→ INSTRUCTION
Determine how many lines contain the string "Annual", then reply with that figure only.

(Records about charts and figures)

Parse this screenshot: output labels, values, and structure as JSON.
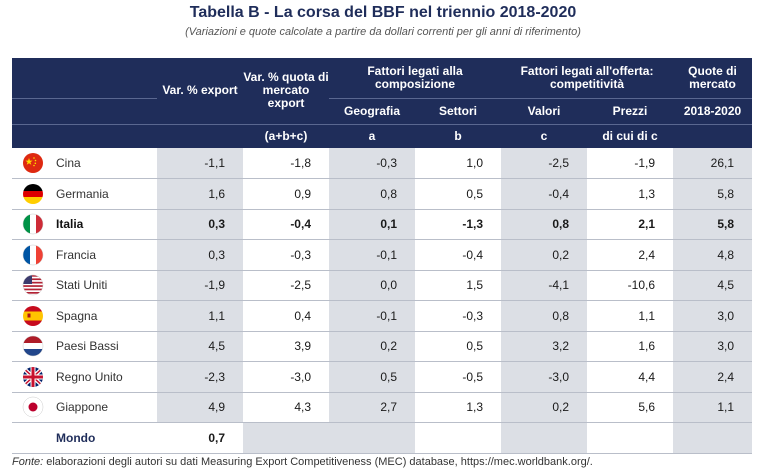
{
  "title": "Tabella B - La corsa del BBF nel triennio 2018-2020",
  "subtitle": "(Variazioni e quote calcolate a partire da dollari correnti per gli anni di riferimento)",
  "headers": {
    "var_export": "Var. % export",
    "var_quota": "Var. % quota di mercato export",
    "fattori_composizione": "Fattori legati alla composizione",
    "fattori_offerta": "Fattori legati all'offerta: competitività",
    "quote_mercato": "Quote di mercato",
    "geografia": "Geografia",
    "settori": "Settori",
    "valori": "Valori",
    "prezzi": "Prezzi",
    "anni": "2018-2020",
    "sub_abc": "(a+b+c)",
    "sub_a": "a",
    "sub_b": "b",
    "sub_c": "c",
    "sub_dicuidic": "di cui di c"
  },
  "rows": [
    {
      "country": "Cina",
      "flag": "china-flag",
      "v": [
        "-1,1",
        "-1,8",
        "-0,3",
        "1,0",
        "-2,5",
        "-1,9",
        "26,1"
      ]
    },
    {
      "country": "Germania",
      "flag": "germany-flag",
      "v": [
        "1,6",
        "0,9",
        "0,8",
        "0,5",
        "-0,4",
        "1,3",
        "5,8"
      ]
    },
    {
      "country": "Italia",
      "flag": "italy-flag",
      "v": [
        "0,3",
        "-0,4",
        "0,1",
        "-1,3",
        "0,8",
        "2,1",
        "5,8"
      ]
    },
    {
      "country": "Francia",
      "flag": "france-flag",
      "v": [
        "0,3",
        "-0,3",
        "-0,1",
        "-0,4",
        "0,2",
        "2,4",
        "4,8"
      ]
    },
    {
      "country": "Stati Uniti",
      "flag": "usa-flag",
      "v": [
        "-1,9",
        "-2,5",
        "0,0",
        "1,5",
        "-4,1",
        "-10,6",
        "4,5"
      ]
    },
    {
      "country": "Spagna",
      "flag": "spain-flag",
      "v": [
        "1,1",
        "0,4",
        "-0,1",
        "-0,3",
        "0,8",
        "1,1",
        "3,0"
      ]
    },
    {
      "country": "Paesi Bassi",
      "flag": "netherlands-flag",
      "v": [
        "4,5",
        "3,9",
        "0,2",
        "0,5",
        "3,2",
        "1,6",
        "3,0"
      ]
    },
    {
      "country": "Regno Unito",
      "flag": "uk-flag",
      "v": [
        "-2,3",
        "-3,0",
        "0,5",
        "-0,5",
        "-3,0",
        "4,4",
        "2,4"
      ]
    },
    {
      "country": "Giappone",
      "flag": "japan-flag",
      "v": [
        "4,9",
        "4,3",
        "2,7",
        "1,3",
        "0,2",
        "5,6",
        "1,1"
      ]
    }
  ],
  "world": {
    "label": "Mondo",
    "value": "0,7"
  },
  "footnote": {
    "lead": "Fonte:",
    "text": " elaborazioni degli autori su dati Measuring Export Competitiveness (MEC) database, https://mec.worldbank.org/."
  }
}
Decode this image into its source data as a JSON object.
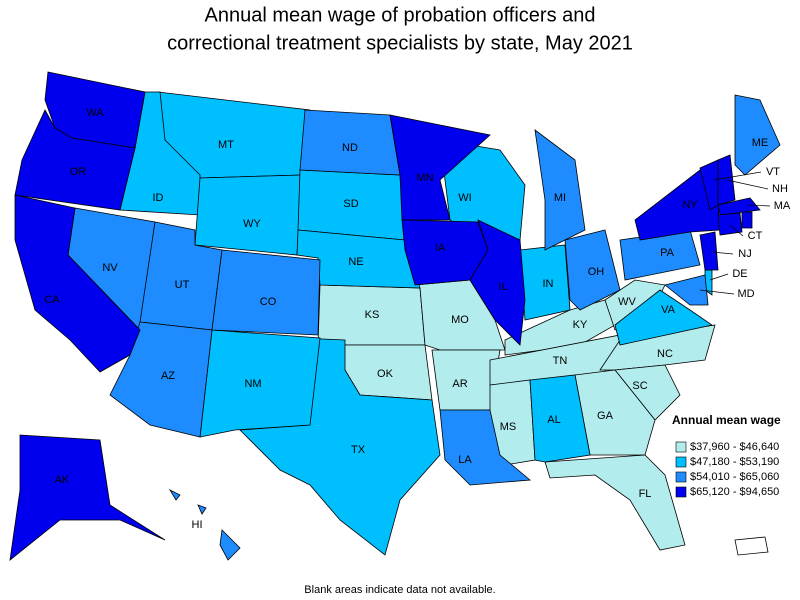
{
  "header": {
    "title_lines": [
      "Annual mean wage of probation officers and",
      "correctional treatment specialists by state, May 2021"
    ]
  },
  "legend": {
    "title": "Annual mean wage",
    "items": [
      {
        "label": "$37,960 - $46,640",
        "color": "#b3eced",
        "states": [
          "KS",
          "MO",
          "OK",
          "AR",
          "KY",
          "TN",
          "MS",
          "WV",
          "NC",
          "SC",
          "GA",
          "FL"
        ]
      },
      {
        "label": "$47,180 - $53,190",
        "color": "#00bfff",
        "states": [
          "MT",
          "ID",
          "WY",
          "SD",
          "NE",
          "TX",
          "NM",
          "WI",
          "IN",
          "AL",
          "VA",
          "DE"
        ]
      },
      {
        "label": "$54,010 - $65,060",
        "color": "#1e8cff",
        "states": [
          "ND",
          "NV",
          "UT",
          "CO",
          "AZ",
          "MI",
          "OH",
          "PA",
          "LA",
          "ME",
          "HI",
          "MD"
        ]
      },
      {
        "label": "$65,120 - $94,650",
        "color": "#0000ee",
        "states": [
          "WA",
          "OR",
          "CA",
          "MN",
          "IA",
          "IL",
          "NY",
          "VT",
          "NH",
          "MA",
          "CT",
          "NJ",
          "AK",
          "RI"
        ]
      }
    ]
  },
  "note": "Blank areas indicate data not available."
}
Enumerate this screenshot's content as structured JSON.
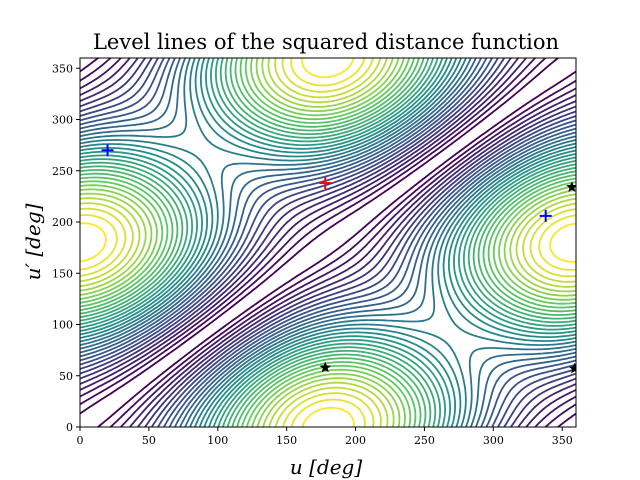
{
  "chart_data": {
    "type": "contour",
    "title": "Level lines of the squared distance function",
    "xlabel": "u [deg]",
    "ylabel": "u′ [deg]",
    "xlim": [
      0,
      360
    ],
    "ylim": [
      0,
      360
    ],
    "xticks": [
      "0",
      "50",
      "100",
      "150",
      "200",
      "250",
      "300",
      "350"
    ],
    "yticks": [
      "0",
      "50",
      "100",
      "150",
      "200",
      "250",
      "300",
      "350"
    ],
    "colormap": [
      "#440154",
      "#3b528b",
      "#21918c",
      "#5ec962",
      "#fde725"
    ],
    "grid": false,
    "markers": [
      {
        "kind": "maximum",
        "symbol": "plus",
        "color": "#ff0000",
        "x": 178,
        "y": 238
      },
      {
        "kind": "minimum",
        "symbol": "plus",
        "color": "#0000ff",
        "x": 20,
        "y": 270
      },
      {
        "kind": "minimum",
        "symbol": "plus",
        "color": "#0000ff",
        "x": 338,
        "y": 206
      },
      {
        "kind": "saddle",
        "symbol": "star",
        "color": "#000000",
        "x": 178,
        "y": 58
      },
      {
        "kind": "saddle",
        "symbol": "star",
        "color": "#000000",
        "x": 357,
        "y": 234
      },
      {
        "kind": "saddle",
        "symbol": "star",
        "color": "#000000",
        "x": 359,
        "y": 57
      }
    ]
  }
}
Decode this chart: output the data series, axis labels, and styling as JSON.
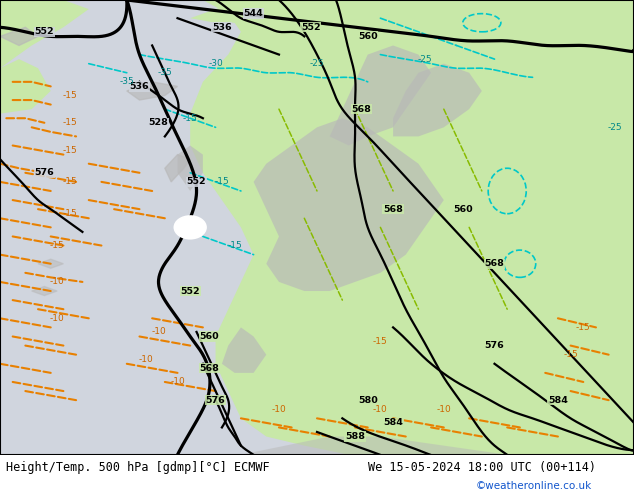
{
  "title_left": "Height/Temp. 500 hPa [gdmp][°C] ECMWF",
  "title_right": "We 15-05-2024 18:00 UTC (00+114)",
  "credit": "©weatheronline.co.uk",
  "ocean_color": "#d0d5de",
  "green_color": "#c8e8a8",
  "gray_land": "#b8b8b8",
  "black_line": "#000000",
  "cyan_color": "#00c8c8",
  "orange_color": "#e88000",
  "green_dash": "#88bb00",
  "title_fontsize": 8.5,
  "credit_color": "#1155cc",
  "fig_w": 6.34,
  "fig_h": 4.9,
  "dpi": 100
}
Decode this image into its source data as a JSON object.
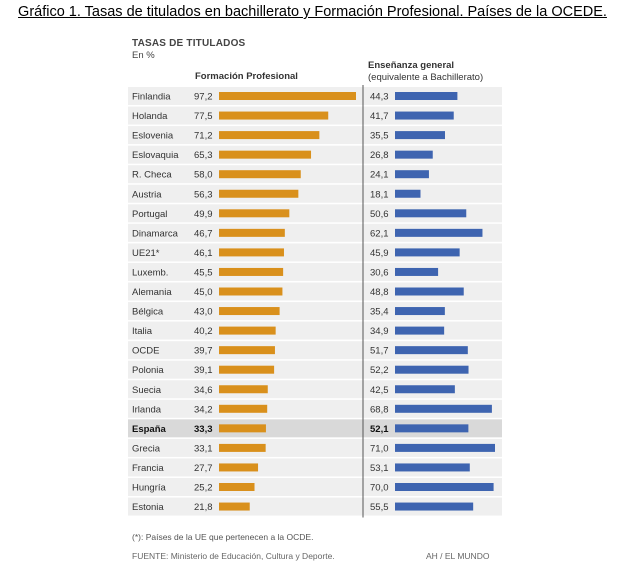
{
  "figure_title": "Gráfico 1. Tasas de titulados en bachillerato y Formación Profesional. Países de la OCEDE.",
  "chart_data": {
    "type": "bar",
    "orientation": "horizontal",
    "title": "TASAS DE TITULADOS",
    "unit": "En %",
    "categories": [
      "Finlandia",
      "Holanda",
      "Eslovenia",
      "Eslovaquia",
      "R. Checa",
      "Austria",
      "Portugal",
      "Dinamarca",
      "UE21*",
      "Luxemb.",
      "Alemania",
      "Bélgica",
      "Italia",
      "OCDE",
      "Polonia",
      "Suecia",
      "Irlanda",
      "España",
      "Grecia",
      "Francia",
      "Hungría",
      "Estonia"
    ],
    "highlighted_category": "España",
    "series": [
      {
        "name": "Formación Profesional",
        "subtitle": "",
        "color": "#d9901c",
        "values": [
          97.2,
          77.5,
          71.2,
          65.3,
          58.0,
          56.3,
          49.9,
          46.7,
          46.1,
          45.5,
          45.0,
          43.0,
          40.2,
          39.7,
          39.1,
          34.6,
          34.2,
          33.3,
          33.1,
          27.7,
          25.2,
          21.8
        ],
        "labels": [
          "97,2",
          "77,5",
          "71,2",
          "65,3",
          "58,0",
          "56,3",
          "49,9",
          "46,7",
          "46,1",
          "45,5",
          "45,0",
          "43,0",
          "40,2",
          "39,7",
          "39,1",
          "34,6",
          "34,2",
          "33,3",
          "33,1",
          "27,7",
          "25,2",
          "21,8"
        ]
      },
      {
        "name": "Enseñanza general",
        "subtitle": "(equivalente a Bachillerato)",
        "color": "#3e64b0",
        "values": [
          44.3,
          41.7,
          35.5,
          26.8,
          24.1,
          18.1,
          50.6,
          62.1,
          45.9,
          30.6,
          48.8,
          35.4,
          34.9,
          51.7,
          52.2,
          42.5,
          68.8,
          52.1,
          71.0,
          53.1,
          70.0,
          55.5
        ],
        "labels": [
          "44,3",
          "41,7",
          "35,5",
          "26,8",
          "24,1",
          "18,1",
          "50,6",
          "62,1",
          "45,9",
          "30,6",
          "48,8",
          "35,4",
          "34,9",
          "51,7",
          "52,2",
          "42,5",
          "68,8",
          "52,1",
          "71,0",
          "53,1",
          "70,0",
          "55,5"
        ]
      }
    ],
    "row_background": "#efefef",
    "highlight_background": "#d9d9d9"
  },
  "footnote": "(*): Países de la UE que pertenecen a la OCDE.",
  "source": "FUENTE: Ministerio de Educación, Cultura y Deporte.",
  "credit": "AH / EL MUNDO"
}
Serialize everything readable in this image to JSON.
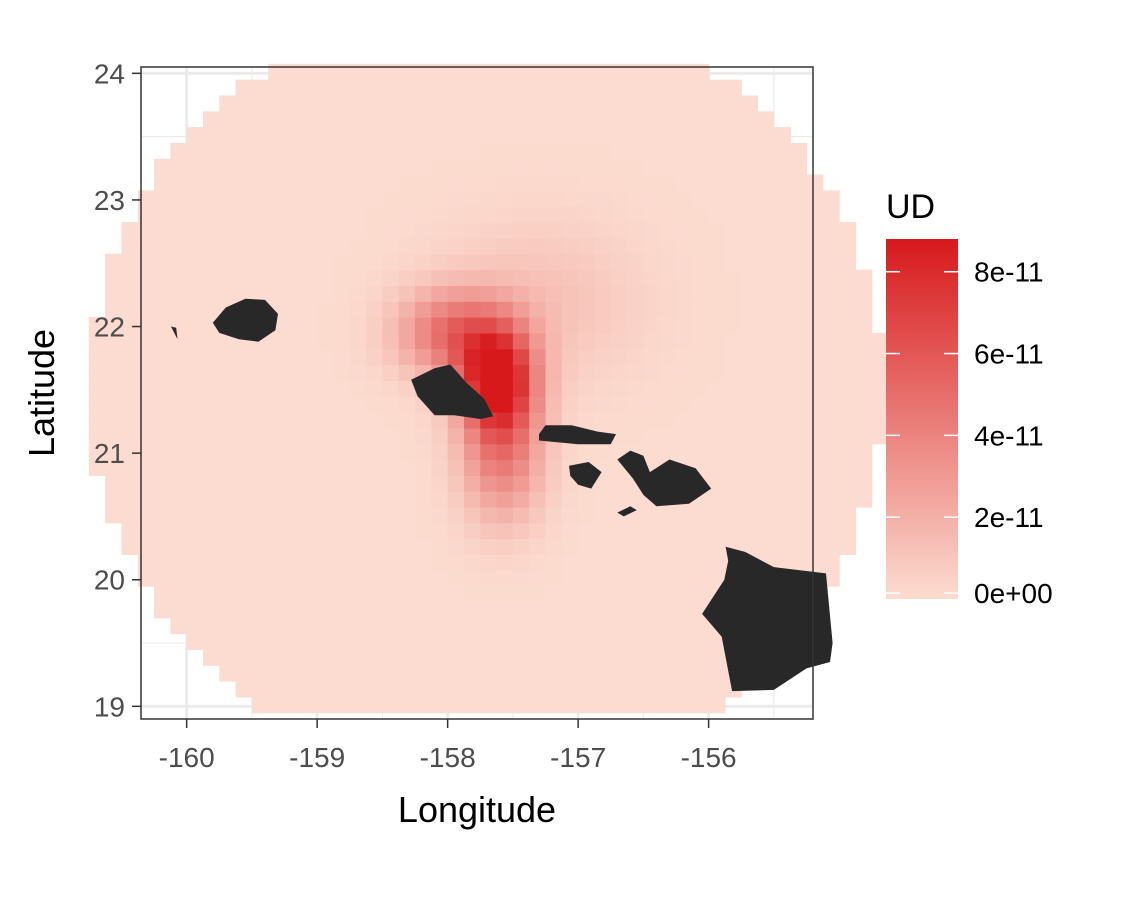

→ WRITTEN RESPONSE
2